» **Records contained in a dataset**
******

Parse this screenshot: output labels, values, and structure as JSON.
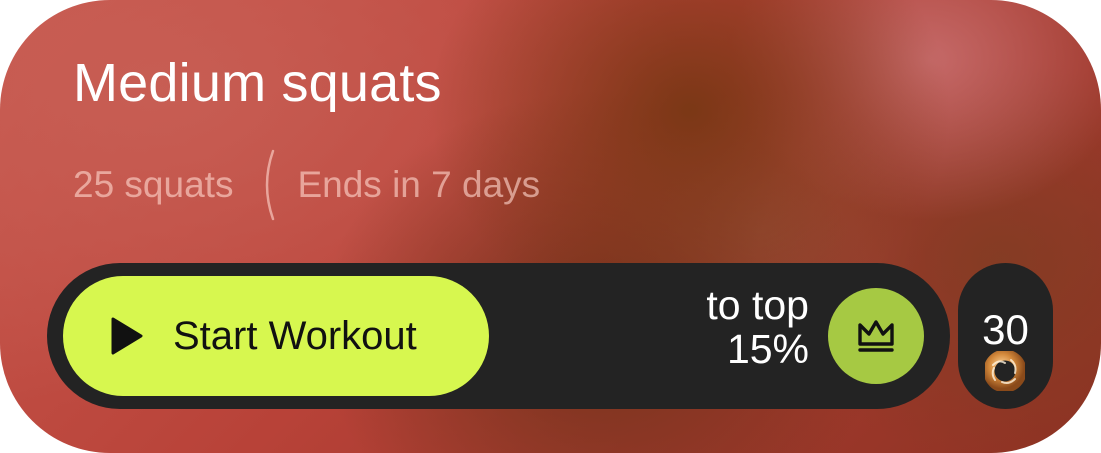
{
  "challenge": {
    "title": "Medium squats",
    "goal": "25 squats",
    "ends": "Ends in 7 days"
  },
  "actions": {
    "start_label": "Start Workout",
    "start_icon": "play-icon"
  },
  "ranking": {
    "line1": "to top",
    "percentile": "15%",
    "icon": "crown-icon"
  },
  "rewards": {
    "count": "30",
    "icon": "donut-coin-icon"
  },
  "colors": {
    "accent": "#d7f74f",
    "crown_badge": "#a6c943",
    "bar": "#232323"
  }
}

******

» **Brief**
Write out each line again precisely as it appears, skipping every picture.

» **Exercise answer**
Parse this screenshot: output labels, values, and structure as JSON.
{
  "challenge": {
    "title": "Medium squats",
    "goal": "25 squats",
    "ends": "Ends in 7 days"
  },
  "actions": {
    "start_label": "Start Workout",
    "start_icon": "play-icon"
  },
  "ranking": {
    "line1": "to top",
    "percentile": "15%",
    "icon": "crown-icon"
  },
  "rewards": {
    "count": "30",
    "icon": "donut-coin-icon"
  },
  "colors": {
    "accent": "#d7f74f",
    "crown_badge": "#a6c943",
    "bar": "#232323"
  }
}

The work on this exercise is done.